The problem:
Check each line for the word "武装活动" and give how many have it. Say nothing else.
____
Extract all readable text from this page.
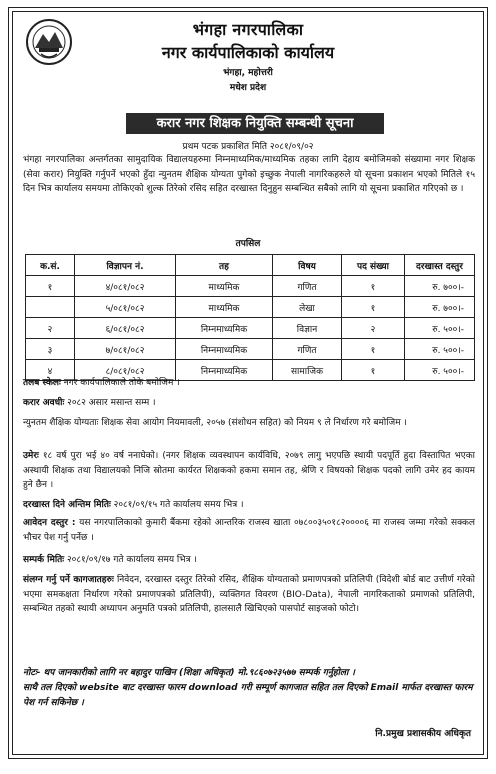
भंगहा नगरपालिका
नगर कार्यपालिकाको कार्यालय
भंगहा, महोत्तरी
मधेश प्रदेश
करार नगर शिक्षक नियुक्ति सम्बन्धी सूचना
प्रथम पटक प्रकाशित मिति २०८१/०९/०२
भंगहा नगरपालिका अन्तर्गतका सामुदायिक विद्यालयहरुमा निम्नमाध्यमिक/माध्यमिक तहका लागि देहाय बमोजिमको संख्यामा नगर शिक्षक (सेवा करार) नियुक्ति गर्नुपर्ने भएको हुँदा न्युनतम शैक्षिक योग्यता पुगेको इच्छुक नेपाली नागरिकहरुले यो सूचना प्रकाशन भएको मितिले १५ दिन भित्र कार्यालय समयमा तोकिएको शुल्क तिरेको रसिद सहित दरखास्त दिनुहुन सम्बन्धित सबैको लागि यो सूचना प्रकाशित गरिएको छ ।
तपसिल
क.सं.	विज्ञापन नं.	तह	विषय	पद संख्या	दरखास्त दस्तुर
१	४/०८१/०८२	माध्यमिक	गणित	१	रु. ७००।-
	५/०८१/०८२	माध्यमिक	लेखा	१	रु. ७००।-
२	६/०८१/०८२	निम्नमाध्यमिक	विज्ञान	२	रु. ५००।-
३	७/०८१/०८२	निम्नमाध्यमिक	गणित	१	रु. ५००।-
४	८/०८१/०८२	निम्नमाध्यमिक	सामाजिक	१	रु. ५००।-
तलब स्केलः नगर कार्यपालिकाले तोके बमोजिम ।
करार अवधीः २०८२ असार मसान्त सम्म ।
न्युनतम शैक्षिक योग्यताः शिक्षक सेवा आयोग नियमावली, २०५७ (संशोधन सहित) को नियम ९ ले निर्धारण गरे बमोजिम ।
उमेरः १८ वर्ष पुरा भई ४० वर्ष ननाघेको। (नगर शिक्षक व्यवस्थापन कार्यविधि, २०७९ लागु भएपछि स्थायी पदपूर्ति हुदा विस्तापित भएका अस्थायी शिक्षक तथा विद्यालयको निजि स्रोतमा कार्यरत शिक्षकको हकमा समान तह, श्रेणि र विषयको शिक्षक पदको लागि उमेर हद कायम हुने छैन ।
दरखास्त दिने अन्तिम मितिः २०८१/०९/१५ गते कार्यालय समय भित्र ।
आवेदन दस्तुर : यस नगरपालिकाको कुमारी बैंकमा रहेको आन्तरिक राजस्व खाता ०७८००३५०१८२००००६ मा राजस्व जम्मा गरेको सक्कल भौचर पेश गर्नु पर्नेछ ।
सम्पर्क मितिः २०८१/०९/१७ गते कार्यालय समय भित्र ।
संलग्न गर्नु पर्ने कागजातहरुः निवेदन, दरखास्त दस्तुर तिरेको रसिद, शैक्षिक योग्यताको प्रमाणपत्रको प्रतिलिपी (विदेशी बोर्ड बाट उत्तीर्ण गरेको भएमा समकक्षता निर्धारण गरेको प्रमाणपत्रको प्रतिलिपी), व्यक्तिगत विवरण (BIO-Data), नेपाली नागरिकताको प्रमाणको प्रतिलिपी, सम्बन्धित तहको स्थायी अध्यापन अनुमति पत्रको प्रतिलिपी, हालसालै खिचिएको पासपोर्ट साइजको फोटो।
नोटः- थप जानकारीको लागि नर बहादुर पाखिन (शिक्षा अधिकृत) मो.९८६०७२३५७७ सम्पर्क गर्नुहोला ।
साथै तल दिएको website बाट दरखास्त फारम download गरी सम्पूर्ण कागजात सहित तल दिएको Email मार्फत दरखास्त फारम पेश गर्न सकिनेछ ।
नि.प्रमुख प्रशासकीय अधिकृत
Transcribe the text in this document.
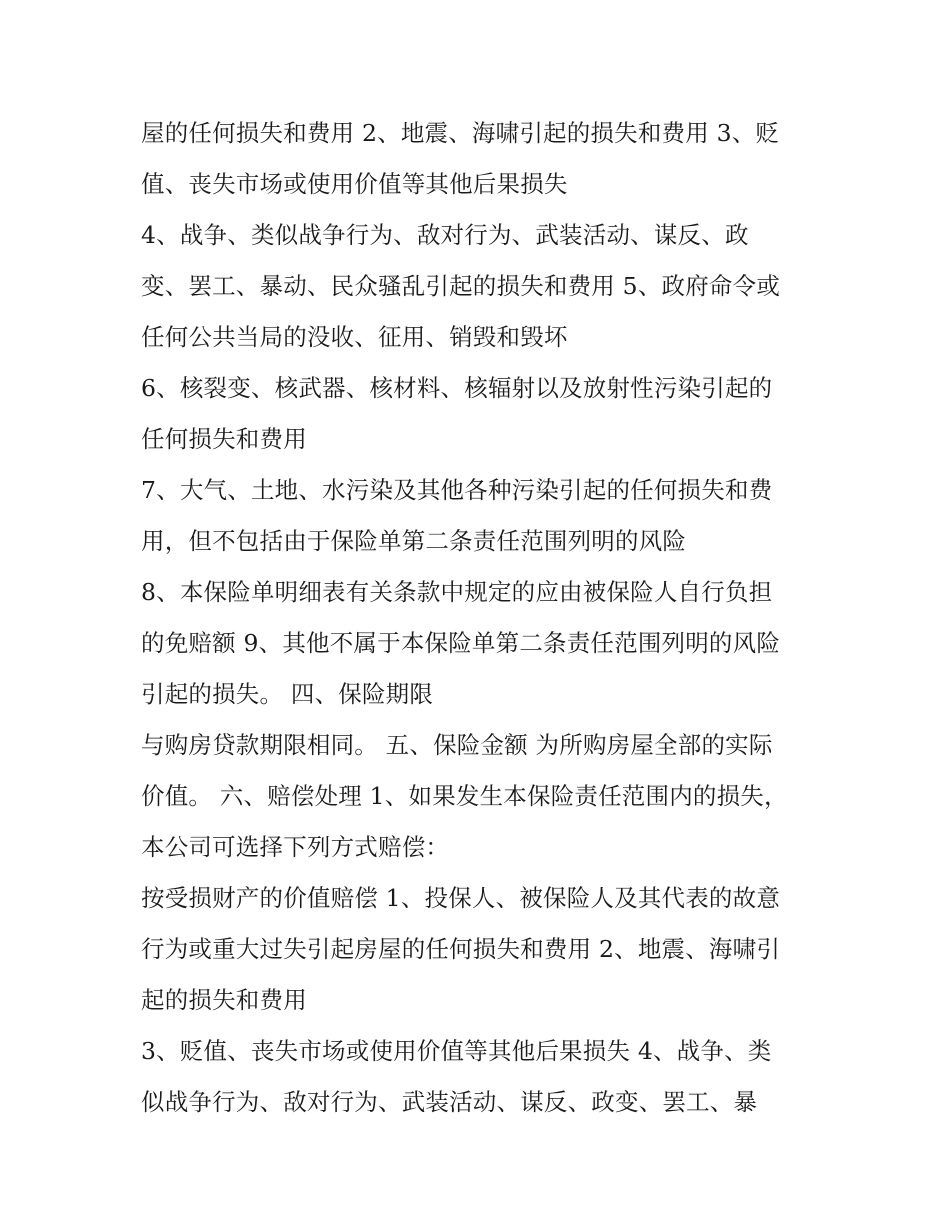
屋的任何损失和费用 2、地震、海啸引起的损失和费用 3、贬
值、丧失市场或使用价值等其他后果损失
4、战争、类似战争行为、敌对行为、武装活动、谋反、政
变、罢工、暴动、民众骚乱引起的损失和费用 5、政府命令或
任何公共当局的没收、征用、销毁和毁坏
6、核裂变、核武器、核材料、核辐射以及放射性污染引起的
任何损失和费用
7、大气、土地、水污染及其他各种污染引起的任何损失和费
用，但不包括由于保险单第二条责任范围列明的风险
8、本保险单明细表有关条款中规定的应由被保险人自行负担
的免赔额 9、其他不属于本保险单第二条责任范围列明的风险
引起的损失。 四、保险期限
与购房贷款期限相同。 五、保险金额 为所购房屋全部的实际
价值。 六、赔偿处理 1、如果发生本保险责任范围内的损失，
本公司可选择下列方式赔偿：
按受损财产的价值赔偿 1、投保人、被保险人及其代表的故意
行为或重大过失引起房屋的任何损失和费用 2、地震、海啸引
起的损失和费用
3、贬值、丧失市场或使用价值等其他后果损失 4、战争、类
似战争行为、敌对行为、武装活动、谋反、政变、罢工、暴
____
Finished exercise:
2